-- begin Input records --
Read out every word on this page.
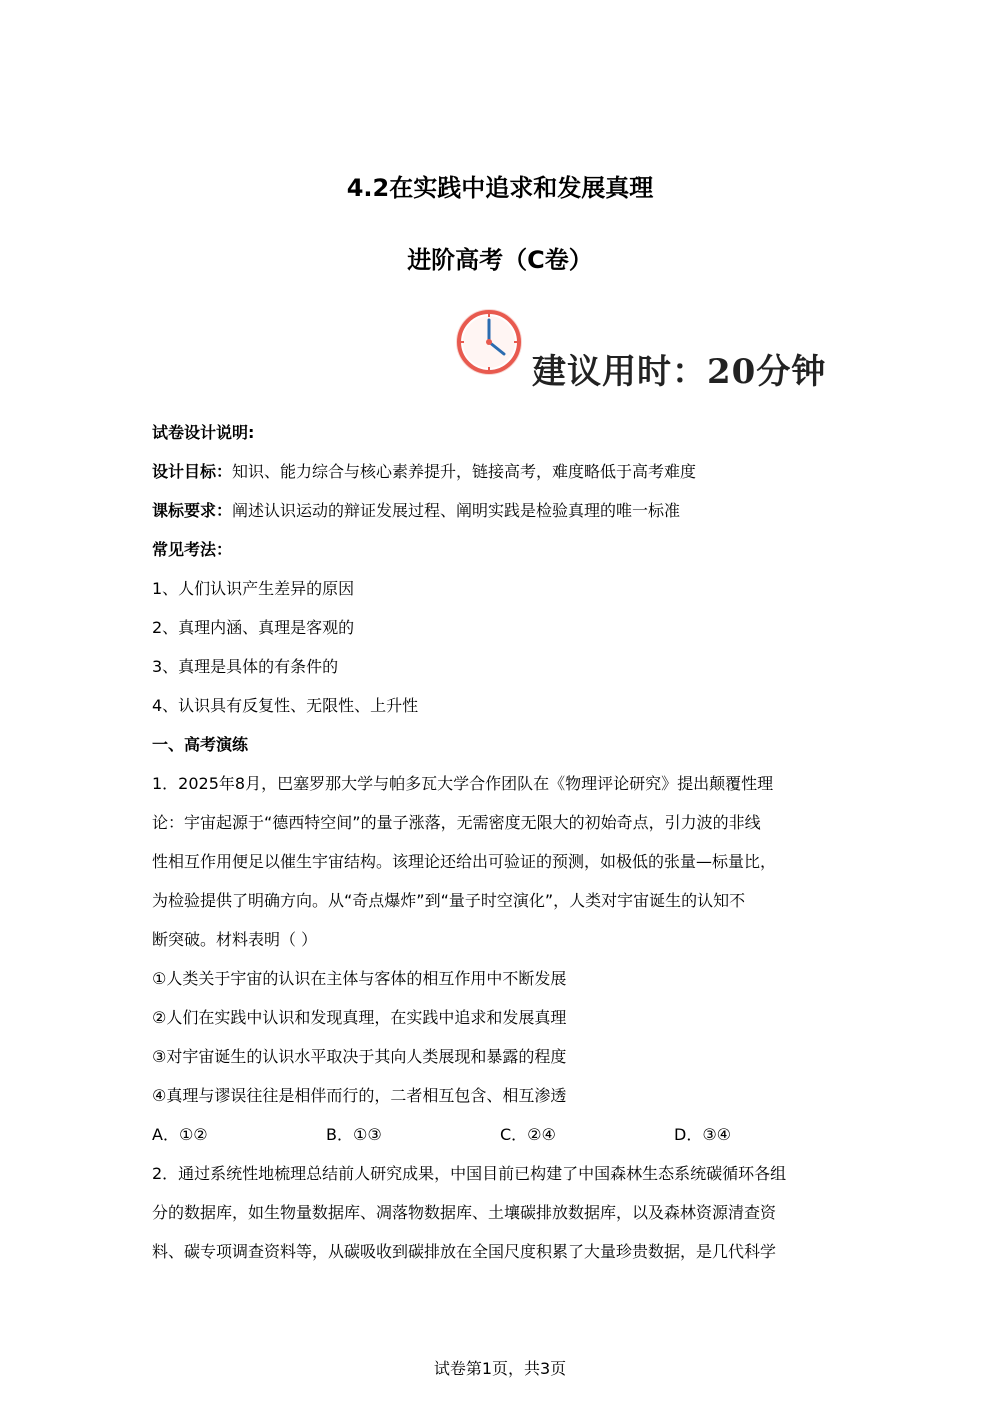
4.2在实践中追求和发展真理
进阶高考（C卷）
建议用时：20分钟
试卷设计说明:
设计目标：知识、能力综合与核心素养提升，链接高考，难度略低于高考难度
课标要求：阐述认识运动的辩证发展过程、阐明实践是检验真理的唯一标准
常见考法：
1、人们认识产生差异的原因
2、真理内涵、真理是客观的
3、真理是具体的有条件的
4、认识具有反复性、无限性、上升性
一、高考演练
1．2025年8月，巴塞罗那大学与帕多瓦大学合作团队在《物理评论研究》提出颠覆性理
论：宇宙起源于“德西特空间”的量子涨落，无需密度无限大的初始奇点，引力波的非线
性相互作用便足以催生宇宙结构。该理论还给出可验证的预测，如极低的张量—标量比，
为检验提供了明确方向。从“奇点爆炸”到“量子时空演化”，人类对宇宙诞生的认知不
断突破。材料表明（ ）
①人类关于宇宙的认识在主体与客体的相互作用中不断发展
②人们在实践中认识和发现真理，在实践中追求和发展真理
③对宇宙诞生的认识水平取决于其向人类展现和暴露的程度
④真理与谬误往往是相伴而行的，二者相互包含、相互渗透
A．①②	B．①③	C．②④	D．③④
2．通过系统性地梳理总结前人研究成果，中国目前已构建了中国森林生态系统碳循环各组
分的数据库，如生物量数据库、凋落物数据库、土壤碳排放数据库，以及森林资源清查资
料、碳专项调查资料等，从碳吸收到碳排放在全国尺度积累了大量珍贵数据，是几代科学
试卷第1页，共3页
-- end Input records --
(Exercise task) Set down the material above as is, without any pictures.

(Written response)
Read out every word on this page.
4.2在实践中追求和发展真理
进阶高考（C卷）
建议用时：20分钟
试卷设计说明:
设计目标：知识、能力综合与核心素养提升，链接高考，难度略低于高考难度
课标要求：阐述认识运动的辩证发展过程、阐明实践是检验真理的唯一标准
常见考法：
1、人们认识产生差异的原因
2、真理内涵、真理是客观的
3、真理是具体的有条件的
4、认识具有反复性、无限性、上升性
一、高考演练
1．2025年8月，巴塞罗那大学与帕多瓦大学合作团队在《物理评论研究》提出颠覆性理
论：宇宙起源于“德西特空间”的量子涨落，无需密度无限大的初始奇点，引力波的非线
性相互作用便足以催生宇宙结构。该理论还给出可验证的预测，如极低的张量—标量比，
为检验提供了明确方向。从“奇点爆炸”到“量子时空演化”，人类对宇宙诞生的认知不
断突破。材料表明（ ）
①人类关于宇宙的认识在主体与客体的相互作用中不断发展
②人们在实践中认识和发现真理，在实践中追求和发展真理
③对宇宙诞生的认识水平取决于其向人类展现和暴露的程度
④真理与谬误往往是相伴而行的，二者相互包含、相互渗透
A．①②	B．①③	C．②④	D．③④
2．通过系统性地梳理总结前人研究成果，中国目前已构建了中国森林生态系统碳循环各组
分的数据库，如生物量数据库、凋落物数据库、土壤碳排放数据库，以及森林资源清查资
料、碳专项调查资料等，从碳吸收到碳排放在全国尺度积累了大量珍贵数据，是几代科学
试卷第1页，共3页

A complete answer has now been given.